Document extract –
|---|
Tom Hayes (born 16 February 1952) is a former Irish Fine Gael politician who served as a Minister of State from 2013 to 2016. He served as a Teachta Dála (TD) for the Tipperary South constituency from 2001 to 2016. He was a Senator for the Agricultural Panel from 1997 to 2001.

Hayes was educated at Mount Melleray College, Waterford, and Tipperaray Vocational School.

He was elected in 1997 to the 21st Seanad for the Agricultural Panel. He was Fine Gael Seanad Spokesperson on Agriculture. He was elected on 30 June 2001 to the 28th Dáil, as a TD for Tipperary South, when he held the seat for Fine Gael in a by-election following the death of Theresa Ahearn. He was re-elected at the 2002, 2007 and 2011 general elections.
|---|
Excerpted data –
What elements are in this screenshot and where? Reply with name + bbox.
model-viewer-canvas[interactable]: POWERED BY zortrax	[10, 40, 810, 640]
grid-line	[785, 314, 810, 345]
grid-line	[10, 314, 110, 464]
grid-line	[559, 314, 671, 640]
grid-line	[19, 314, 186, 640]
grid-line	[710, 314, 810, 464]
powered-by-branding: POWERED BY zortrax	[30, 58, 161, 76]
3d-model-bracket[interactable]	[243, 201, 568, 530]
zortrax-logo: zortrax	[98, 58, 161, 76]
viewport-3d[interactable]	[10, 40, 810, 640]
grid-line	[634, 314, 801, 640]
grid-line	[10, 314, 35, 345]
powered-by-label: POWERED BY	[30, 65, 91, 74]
|---|
Task A –
Write out, word for word, the passage of the Tom Hayes biography that begins with the words containing "Hayes was educated" and ends with "2011 general elections.".
Task B –
Carry on the Tom Hayes biography from its last sentence.

Result A –
Hayes was educated at Mount Melleray College, Waterford, and Tipperaray Vocational School.

He was elected in 1997 to the 21st Seanad for the Agricultural Panel. He was Fine Gael Seanad Spokesperson on Agriculture. He was elected on 30 June 2001 to the 28th Dáil, as a TD for Tipperary South, when he held the seat for Fine Gael in a by-election following the death of Theresa Ahearn. He was re-elected at the 2002, 2007 and 2011 general elections.

Result B –
Hayes served as Chairman of the Fine Gael Parliamentary Party from September 2002 to March 2010. He was party deputy Spokesperson on Transport, with responsibility for Road Safety from October 2010 to March 2011.

On 5 June 2013, he was appointed by the Fine Gael–Labour government as Minister of State at the Department of Agriculture, Food and the Marine with responsibility for Forestry, Horticulture, the Greyhound Industry and Food Safety.

He lost his seat at the 2016 general election. He continued in office as a Minister of State until the formation of a new government on 6 May 2016.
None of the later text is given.